[Instructions to follow]:
Print the records below word for word, but leave out the pictures.

==== Data excerpts

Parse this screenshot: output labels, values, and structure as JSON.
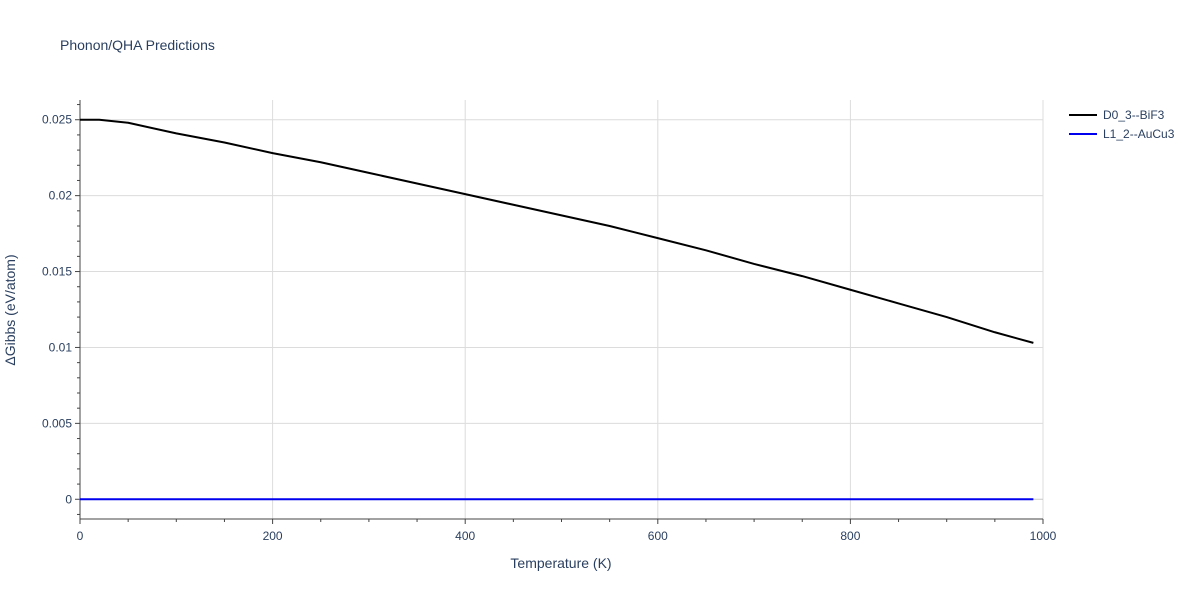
{
  "chart_data": {
    "type": "line",
    "title": "Phonon/QHA Predictions",
    "xlabel": "Temperature (K)",
    "ylabel": "ΔGibbs (eV/atom)",
    "xlim": [
      0,
      1000
    ],
    "ylim": [
      -0.0013,
      0.0263
    ],
    "x_ticks": [
      0,
      200,
      400,
      600,
      800,
      1000
    ],
    "x_tick_labels": [
      "0",
      "200",
      "400",
      "600",
      "800",
      "1000"
    ],
    "y_ticks": [
      0,
      0.005,
      0.01,
      0.015,
      0.02,
      0.025
    ],
    "y_tick_labels": [
      "0",
      "0.005",
      "0.01",
      "0.015",
      "0.02",
      "0.025"
    ],
    "grid": true,
    "legend_position": "top-right",
    "series": [
      {
        "name": "D0_3--BiF3",
        "color": "#000000",
        "x": [
          0,
          20,
          50,
          100,
          150,
          200,
          250,
          300,
          350,
          400,
          450,
          500,
          550,
          600,
          650,
          700,
          750,
          800,
          850,
          900,
          950,
          990
        ],
        "y": [
          0.025,
          0.025,
          0.0248,
          0.0241,
          0.0235,
          0.0228,
          0.0222,
          0.0215,
          0.0208,
          0.0201,
          0.0194,
          0.0187,
          0.018,
          0.0172,
          0.0164,
          0.0155,
          0.0147,
          0.0138,
          0.0129,
          0.012,
          0.011,
          0.0103
        ]
      },
      {
        "name": "L1_2--AuCu3",
        "color": "#0000ee",
        "x": [
          0,
          990
        ],
        "y": [
          0,
          0
        ]
      }
    ]
  }
}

========

[Reply]:
Parse this screenshot: output labels, values, and structure as JSON.
{
  "chart_data": {
    "type": "line",
    "title": "Phonon/QHA Predictions",
    "xlabel": "Temperature (K)",
    "ylabel": "ΔGibbs (eV/atom)",
    "xlim": [
      0,
      1000
    ],
    "ylim": [
      -0.0013,
      0.0263
    ],
    "x_ticks": [
      0,
      200,
      400,
      600,
      800,
      1000
    ],
    "x_tick_labels": [
      "0",
      "200",
      "400",
      "600",
      "800",
      "1000"
    ],
    "y_ticks": [
      0,
      0.005,
      0.01,
      0.015,
      0.02,
      0.025
    ],
    "y_tick_labels": [
      "0",
      "0.005",
      "0.01",
      "0.015",
      "0.02",
      "0.025"
    ],
    "grid": true,
    "legend_position": "top-right",
    "series": [
      {
        "name": "D0_3--BiF3",
        "color": "#000000",
        "x": [
          0,
          20,
          50,
          100,
          150,
          200,
          250,
          300,
          350,
          400,
          450,
          500,
          550,
          600,
          650,
          700,
          750,
          800,
          850,
          900,
          950,
          990
        ],
        "y": [
          0.025,
          0.025,
          0.0248,
          0.0241,
          0.0235,
          0.0228,
          0.0222,
          0.0215,
          0.0208,
          0.0201,
          0.0194,
          0.0187,
          0.018,
          0.0172,
          0.0164,
          0.0155,
          0.0147,
          0.0138,
          0.0129,
          0.012,
          0.011,
          0.0103
        ]
      },
      {
        "name": "L1_2--AuCu3",
        "color": "#0000ee",
        "x": [
          0,
          990
        ],
        "y": [
          0,
          0
        ]
      }
    ]
  }
}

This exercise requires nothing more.